**Exercise brief**
The data below must be copied in full and without any change.

Records contained in a dataset
⁂

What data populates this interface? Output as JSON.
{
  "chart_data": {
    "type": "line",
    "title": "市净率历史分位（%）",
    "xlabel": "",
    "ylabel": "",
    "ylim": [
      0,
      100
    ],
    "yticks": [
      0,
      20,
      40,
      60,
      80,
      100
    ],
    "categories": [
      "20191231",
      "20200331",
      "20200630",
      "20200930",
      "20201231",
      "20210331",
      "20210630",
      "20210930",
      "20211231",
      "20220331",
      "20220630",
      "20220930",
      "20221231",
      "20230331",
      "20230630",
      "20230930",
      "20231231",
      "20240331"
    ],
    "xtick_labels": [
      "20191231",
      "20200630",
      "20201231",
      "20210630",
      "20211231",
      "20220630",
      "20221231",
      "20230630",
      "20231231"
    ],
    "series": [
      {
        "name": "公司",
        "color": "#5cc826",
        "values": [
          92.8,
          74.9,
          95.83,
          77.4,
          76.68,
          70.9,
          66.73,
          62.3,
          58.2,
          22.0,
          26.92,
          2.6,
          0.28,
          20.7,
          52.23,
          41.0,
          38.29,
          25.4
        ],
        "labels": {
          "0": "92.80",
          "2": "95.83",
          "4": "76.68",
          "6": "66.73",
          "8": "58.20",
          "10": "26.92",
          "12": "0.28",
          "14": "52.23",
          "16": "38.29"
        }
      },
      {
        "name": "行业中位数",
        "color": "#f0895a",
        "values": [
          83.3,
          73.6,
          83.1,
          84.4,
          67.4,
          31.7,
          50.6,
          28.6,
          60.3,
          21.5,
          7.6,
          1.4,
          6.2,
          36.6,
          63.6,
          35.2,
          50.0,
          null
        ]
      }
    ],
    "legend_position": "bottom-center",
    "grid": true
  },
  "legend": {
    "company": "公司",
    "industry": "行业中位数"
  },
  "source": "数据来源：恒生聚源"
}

⁂

**Exercise answer**
What data populates this interface? Output as JSON.
{
  "chart_data": {
    "type": "line",
    "title": "市净率历史分位（%）",
    "xlabel": "",
    "ylabel": "",
    "ylim": [
      0,
      100
    ],
    "yticks": [
      0,
      20,
      40,
      60,
      80,
      100
    ],
    "categories": [
      "20191231",
      "20200331",
      "20200630",
      "20200930",
      "20201231",
      "20210331",
      "20210630",
      "20210930",
      "20211231",
      "20220331",
      "20220630",
      "20220930",
      "20221231",
      "20230331",
      "20230630",
      "20230930",
      "20231231",
      "20240331"
    ],
    "xtick_labels": [
      "20191231",
      "20200630",
      "20201231",
      "20210630",
      "20211231",
      "20220630",
      "20221231",
      "20230630",
      "20231231"
    ],
    "series": [
      {
        "name": "公司",
        "color": "#5cc826",
        "values": [
          92.8,
          74.9,
          95.83,
          77.4,
          76.68,
          70.9,
          66.73,
          62.3,
          58.2,
          22.0,
          26.92,
          2.6,
          0.28,
          20.7,
          52.23,
          41.0,
          38.29,
          25.4
        ],
        "labels": {
          "0": "92.80",
          "2": "95.83",
          "4": "76.68",
          "6": "66.73",
          "8": "58.20",
          "10": "26.92",
          "12": "0.28",
          "14": "52.23",
          "16": "38.29"
        }
      },
      {
        "name": "行业中位数",
        "color": "#f0895a",
        "values": [
          83.3,
          73.6,
          83.1,
          84.4,
          67.4,
          31.7,
          50.6,
          28.6,
          60.3,
          21.5,
          7.6,
          1.4,
          6.2,
          36.6,
          63.6,
          35.2,
          50.0,
          null
        ]
      }
    ],
    "legend_position": "bottom-center",
    "grid": true
  },
  "legend": {
    "company": "公司",
    "industry": "行业中位数"
  },
  "source": "数据来源：恒生聚源"
}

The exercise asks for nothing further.